--- Required task ---
Count the lines in the entries below that include the word "полученных". Give nothing but the number.

--- Given records ---
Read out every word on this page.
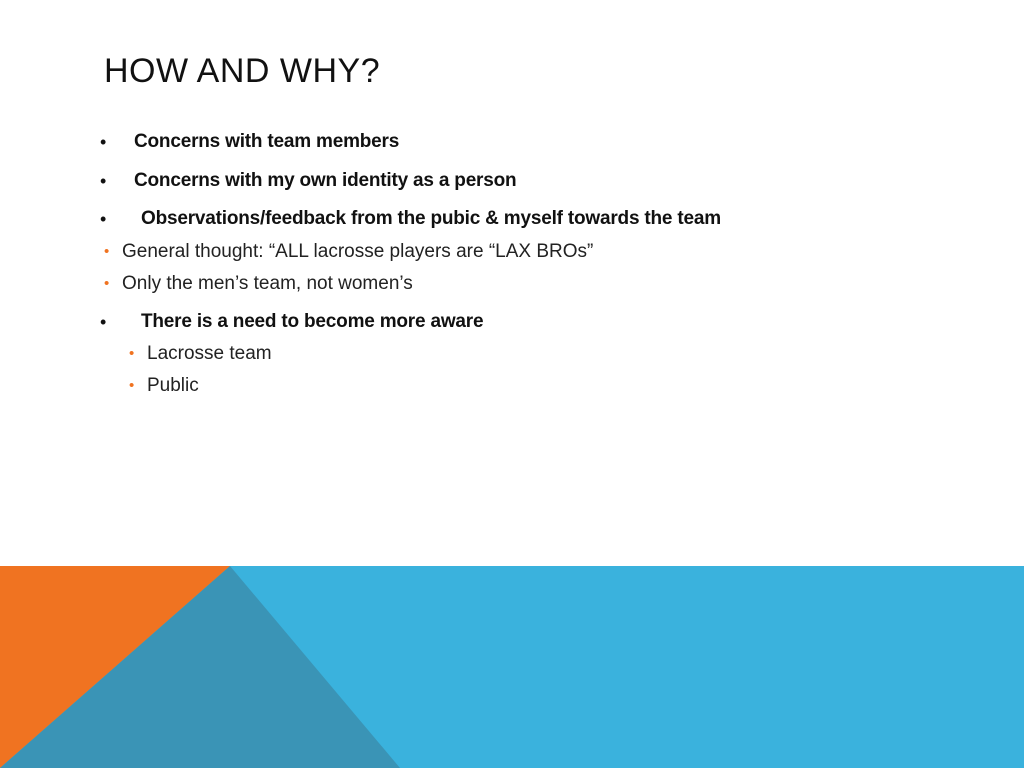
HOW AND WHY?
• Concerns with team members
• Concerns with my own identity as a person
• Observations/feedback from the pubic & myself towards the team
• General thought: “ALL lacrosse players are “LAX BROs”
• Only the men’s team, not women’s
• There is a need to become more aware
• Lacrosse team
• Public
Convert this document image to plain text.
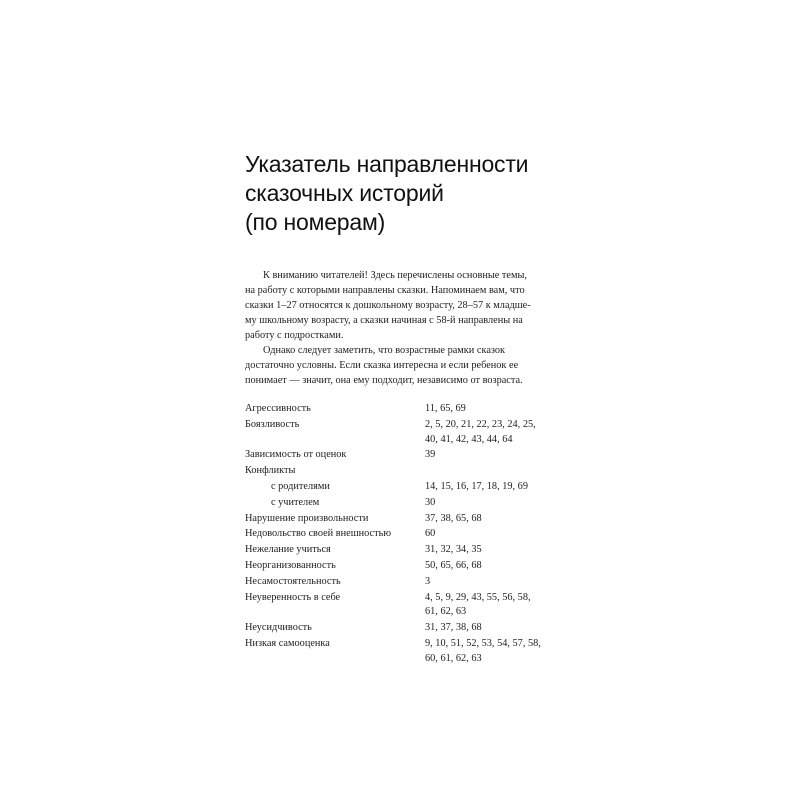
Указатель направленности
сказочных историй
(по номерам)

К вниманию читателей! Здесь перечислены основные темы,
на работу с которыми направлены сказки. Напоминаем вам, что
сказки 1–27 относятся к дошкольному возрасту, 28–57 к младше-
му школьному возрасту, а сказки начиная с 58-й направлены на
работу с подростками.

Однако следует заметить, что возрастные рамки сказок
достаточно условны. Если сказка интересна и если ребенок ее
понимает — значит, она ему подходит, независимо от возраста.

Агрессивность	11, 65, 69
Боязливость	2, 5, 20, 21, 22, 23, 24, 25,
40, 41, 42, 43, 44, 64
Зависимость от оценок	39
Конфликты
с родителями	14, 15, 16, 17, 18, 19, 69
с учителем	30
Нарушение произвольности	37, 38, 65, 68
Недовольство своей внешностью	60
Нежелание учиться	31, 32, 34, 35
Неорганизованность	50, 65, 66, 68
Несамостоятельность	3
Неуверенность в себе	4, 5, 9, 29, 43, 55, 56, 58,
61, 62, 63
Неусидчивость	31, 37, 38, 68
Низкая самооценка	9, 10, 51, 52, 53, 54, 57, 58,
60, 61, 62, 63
--
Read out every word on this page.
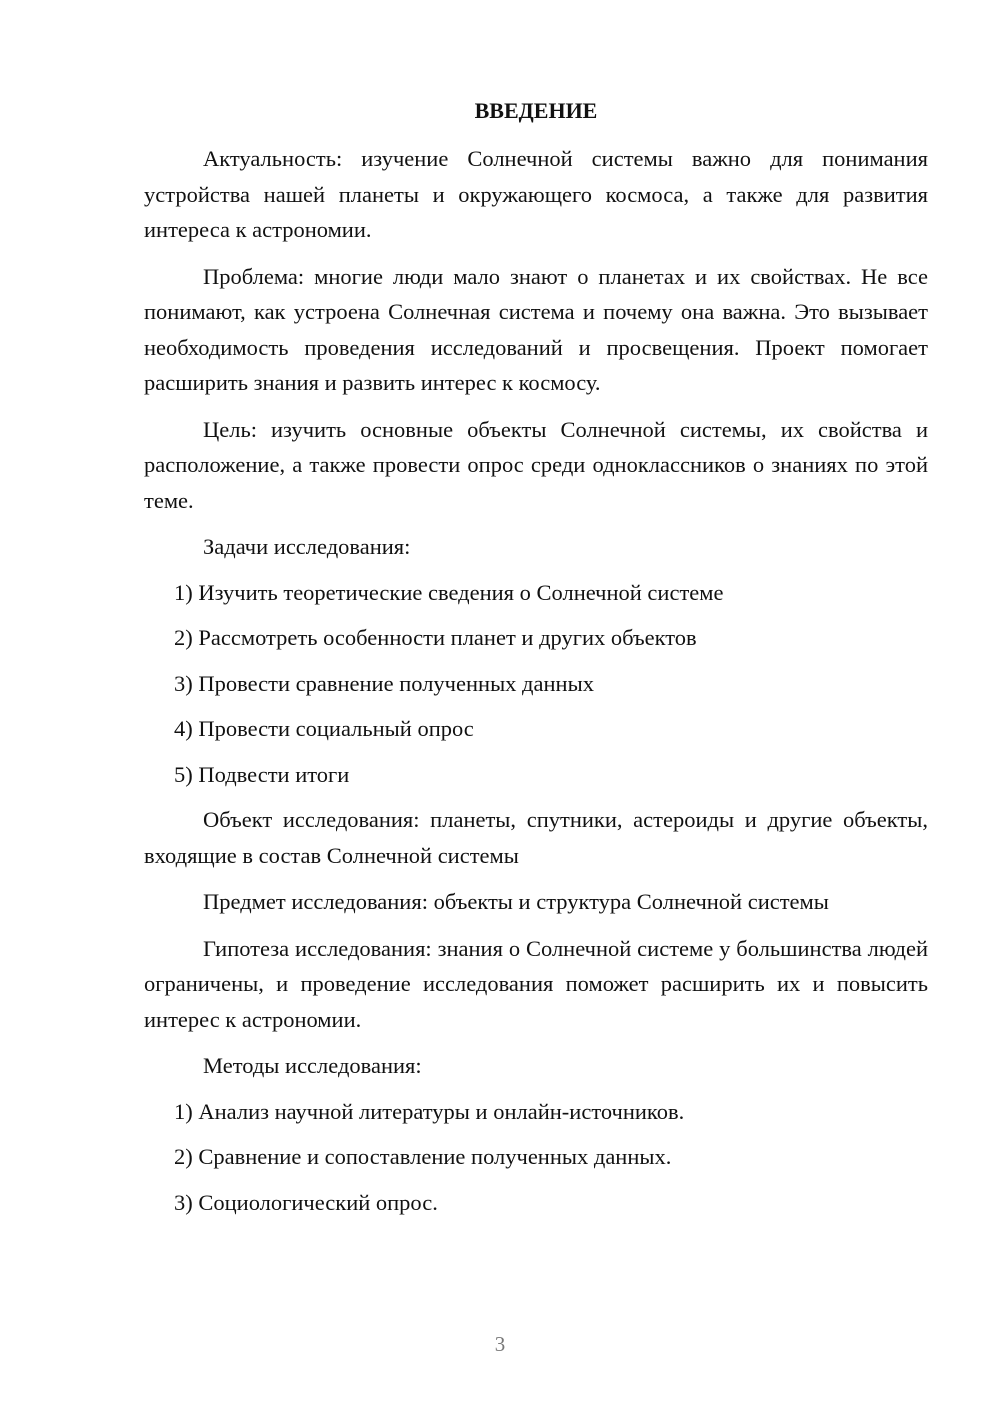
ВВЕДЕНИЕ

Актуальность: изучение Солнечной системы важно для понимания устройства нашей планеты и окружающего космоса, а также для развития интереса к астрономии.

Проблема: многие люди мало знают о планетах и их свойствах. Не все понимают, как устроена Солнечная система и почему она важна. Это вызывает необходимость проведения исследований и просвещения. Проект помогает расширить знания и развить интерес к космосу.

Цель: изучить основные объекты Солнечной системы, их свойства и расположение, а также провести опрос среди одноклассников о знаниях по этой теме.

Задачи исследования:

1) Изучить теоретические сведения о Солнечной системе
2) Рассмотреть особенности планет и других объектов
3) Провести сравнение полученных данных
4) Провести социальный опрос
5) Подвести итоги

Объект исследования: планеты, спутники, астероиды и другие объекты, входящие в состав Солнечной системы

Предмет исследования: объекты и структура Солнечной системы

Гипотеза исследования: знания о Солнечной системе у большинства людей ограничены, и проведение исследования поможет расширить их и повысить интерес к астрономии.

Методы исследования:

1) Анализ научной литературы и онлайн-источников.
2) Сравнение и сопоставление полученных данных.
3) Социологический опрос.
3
--
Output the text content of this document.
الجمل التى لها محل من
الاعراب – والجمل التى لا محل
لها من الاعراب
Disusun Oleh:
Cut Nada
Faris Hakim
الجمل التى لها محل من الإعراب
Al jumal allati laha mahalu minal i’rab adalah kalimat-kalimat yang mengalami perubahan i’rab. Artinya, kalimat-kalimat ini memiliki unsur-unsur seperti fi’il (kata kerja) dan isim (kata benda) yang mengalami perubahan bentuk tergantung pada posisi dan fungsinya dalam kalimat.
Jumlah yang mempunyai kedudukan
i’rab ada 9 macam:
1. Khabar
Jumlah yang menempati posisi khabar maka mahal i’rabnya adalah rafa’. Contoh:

--- Problem solution ---
2